(Saved entries)
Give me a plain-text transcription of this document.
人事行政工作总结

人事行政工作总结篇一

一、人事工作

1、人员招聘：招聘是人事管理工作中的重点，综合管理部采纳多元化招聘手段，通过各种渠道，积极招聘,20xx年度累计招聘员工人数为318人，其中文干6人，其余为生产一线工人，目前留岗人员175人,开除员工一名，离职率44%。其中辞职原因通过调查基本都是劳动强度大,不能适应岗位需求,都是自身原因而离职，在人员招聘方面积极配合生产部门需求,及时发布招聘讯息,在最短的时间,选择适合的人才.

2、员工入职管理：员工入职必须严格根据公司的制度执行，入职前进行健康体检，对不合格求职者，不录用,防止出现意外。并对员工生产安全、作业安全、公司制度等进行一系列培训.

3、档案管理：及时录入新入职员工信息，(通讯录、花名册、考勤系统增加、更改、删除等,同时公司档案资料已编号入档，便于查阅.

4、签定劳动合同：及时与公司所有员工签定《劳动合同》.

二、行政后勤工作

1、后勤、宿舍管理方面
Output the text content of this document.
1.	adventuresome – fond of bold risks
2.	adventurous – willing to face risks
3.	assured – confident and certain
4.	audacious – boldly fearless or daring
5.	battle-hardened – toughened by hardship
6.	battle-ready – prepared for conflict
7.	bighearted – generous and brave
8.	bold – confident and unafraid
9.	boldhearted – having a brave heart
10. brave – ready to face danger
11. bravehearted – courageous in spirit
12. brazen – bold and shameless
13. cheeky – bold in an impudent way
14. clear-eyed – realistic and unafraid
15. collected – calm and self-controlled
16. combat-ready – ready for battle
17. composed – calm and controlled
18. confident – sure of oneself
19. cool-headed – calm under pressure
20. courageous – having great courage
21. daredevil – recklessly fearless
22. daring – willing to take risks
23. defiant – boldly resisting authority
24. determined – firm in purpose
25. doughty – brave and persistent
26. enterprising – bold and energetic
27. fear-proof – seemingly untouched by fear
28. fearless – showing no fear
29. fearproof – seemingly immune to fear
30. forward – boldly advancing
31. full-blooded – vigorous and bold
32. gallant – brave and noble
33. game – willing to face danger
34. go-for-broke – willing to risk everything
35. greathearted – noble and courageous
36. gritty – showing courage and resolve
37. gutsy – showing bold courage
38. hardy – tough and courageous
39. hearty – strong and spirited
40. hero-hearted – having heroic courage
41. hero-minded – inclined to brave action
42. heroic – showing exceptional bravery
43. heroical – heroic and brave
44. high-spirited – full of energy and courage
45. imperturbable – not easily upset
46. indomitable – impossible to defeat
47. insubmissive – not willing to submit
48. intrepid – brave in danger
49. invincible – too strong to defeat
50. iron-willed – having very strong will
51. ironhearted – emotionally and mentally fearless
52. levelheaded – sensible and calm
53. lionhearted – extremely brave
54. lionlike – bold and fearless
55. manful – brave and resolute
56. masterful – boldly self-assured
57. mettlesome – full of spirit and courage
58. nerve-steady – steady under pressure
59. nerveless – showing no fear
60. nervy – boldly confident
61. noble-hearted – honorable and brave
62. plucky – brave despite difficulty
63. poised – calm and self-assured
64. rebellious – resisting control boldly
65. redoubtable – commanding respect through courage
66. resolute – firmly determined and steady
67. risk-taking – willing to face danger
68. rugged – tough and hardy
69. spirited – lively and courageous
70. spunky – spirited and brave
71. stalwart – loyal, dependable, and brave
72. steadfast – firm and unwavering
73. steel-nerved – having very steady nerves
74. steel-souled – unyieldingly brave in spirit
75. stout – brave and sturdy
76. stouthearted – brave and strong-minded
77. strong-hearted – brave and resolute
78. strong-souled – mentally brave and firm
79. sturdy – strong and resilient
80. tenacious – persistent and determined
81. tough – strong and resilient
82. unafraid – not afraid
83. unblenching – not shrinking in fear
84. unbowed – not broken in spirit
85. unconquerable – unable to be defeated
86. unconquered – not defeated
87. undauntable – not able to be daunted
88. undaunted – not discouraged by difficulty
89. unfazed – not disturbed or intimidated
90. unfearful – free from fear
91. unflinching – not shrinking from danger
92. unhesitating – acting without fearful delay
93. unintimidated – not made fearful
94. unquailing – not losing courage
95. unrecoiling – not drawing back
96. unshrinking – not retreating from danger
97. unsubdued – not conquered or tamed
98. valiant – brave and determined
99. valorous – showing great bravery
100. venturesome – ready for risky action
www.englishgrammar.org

> _REQUIREMENTS_
Go through the entries and repeat each one exactly.

> _ANSWER IN FULL_
Give me a plain-text transcription of this document.
人事行政工作总结

人事行政工作总结篇一

一、人事工作

1、人员招聘：招聘是人事管理工作中的重点，综合管理部采纳多元化招聘手段，通过各种渠道，积极招聘,20xx年度累计招聘员工人数为318人，其中文干6人，其余为生产一线工人，目前留岗人员175人,开除员工一名，离职率44%。其中辞职原因通过调查基本都是劳动强度大,不能适应岗位需求,都是自身原因而离职，在人员招聘方面积极配合生产部门需求,及时发布招聘讯息,在最短的时间,选择适合的人才.

2、员工入职管理：员工入职必须严格根据公司的制度执行，入职前进行健康体检，对不合格求职者，不录用,防止出现意外。并对员工生产安全、作业安全、公司制度等进行一系列培训.

3、档案管理：及时录入新入职员工信息，(通讯录、花名册、考勤系统增加、更改、删除等,同时公司档案资料已编号入档，便于查阅.

4、签定劳动合同：及时与公司所有员工签定《劳动合同》.

二、行政后勤工作

1、后勤、宿舍管理方面
Output the text content of this document.
1.	adventuresome – fond of bold risks
2.	adventurous – willing to face risks
3.	assured – confident and certain
4.	audacious – boldly fearless or daring
5.	battle-hardened – toughened by hardship
6.	battle-ready – prepared for conflict
7.	bighearted – generous and brave
8.	bold – confident and unafraid
9.	boldhearted – having a brave heart
10. brave – ready to face danger
11. bravehearted – courageous in spirit
12. brazen – bold and shameless
13. cheeky – bold in an impudent way
14. clear-eyed – realistic and unafraid
15. collected – calm and self-controlled
16. combat-ready – ready for battle
17. composed – calm and controlled
18. confident – sure of oneself
19. cool-headed – calm under pressure
20. courageous – having great courage
21. daredevil – recklessly fearless
22. daring – willing to take risks
23. defiant – boldly resisting authority
24. determined – firm in purpose
25. doughty – brave and persistent
26. enterprising – bold and energetic
27. fear-proof – seemingly untouched by fear
28. fearless – showing no fear
29. fearproof – seemingly immune to fear
30. forward – boldly advancing
31. full-blooded – vigorous and bold
32. gallant – brave and noble
33. game – willing to face danger
34. go-for-broke – willing to risk everything
35. greathearted – noble and courageous
36. gritty – showing courage and resolve
37. gutsy – showing bold courage
38. hardy – tough and courageous
39. hearty – strong and spirited
40. hero-hearted – having heroic courage
41. hero-minded – inclined to brave action
42. heroic – showing exceptional bravery
43. heroical – heroic and brave
44. high-spirited – full of energy and courage
45. imperturbable – not easily upset
46. indomitable – impossible to defeat
47. insubmissive – not willing to submit
48. intrepid – brave in danger
49. invincible – too strong to defeat
50. iron-willed – having very strong will
51. ironhearted – emotionally and mentally fearless
52. levelheaded – sensible and calm
53. lionhearted – extremely brave
54. lionlike – bold and fearless
55. manful – brave and resolute
56. masterful – boldly self-assured
57. mettlesome – full of spirit and courage
58. nerve-steady – steady under pressure
59. nerveless – showing no fear
60. nervy – boldly confident
61. noble-hearted – honorable and brave
62. plucky – brave despite difficulty
63. poised – calm and self-assured
64. rebellious – resisting control boldly
65. redoubtable – commanding respect through courage
66. resolute – firmly determined and steady
67. risk-taking – willing to face danger
68. rugged – tough and hardy
69. spirited – lively and courageous
70. spunky – spirited and brave
71. stalwart – loyal, dependable, and brave
72. steadfast – firm and unwavering
73. steel-nerved – having very steady nerves
74. steel-souled – unyieldingly brave in spirit
75. stout – brave and sturdy
76. stouthearted – brave and strong-minded
77. strong-hearted – brave and resolute
78. strong-souled – mentally brave and firm
79. sturdy – strong and resilient
80. tenacious – persistent and determined
81. tough – strong and resilient
82. unafraid – not afraid
83. unblenching – not shrinking in fear
84. unbowed – not broken in spirit
85. unconquerable – unable to be defeated
86. unconquered – not defeated
87. undauntable – not able to be daunted
88. undaunted – not discouraged by difficulty
89. unfazed – not disturbed or intimidated
90. unfearful – free from fear
91. unflinching – not shrinking from danger
92. unhesitating – acting without fearful delay
93. unintimidated – not made fearful
94. unquailing – not losing courage
95. unrecoiling – not drawing back
96. unshrinking – not retreating from danger
97. unsubdued – not conquered or tamed
98. valiant – brave and determined
99. valorous – showing great bravery
100. venturesome – ready for risky action
www.englishgrammar.org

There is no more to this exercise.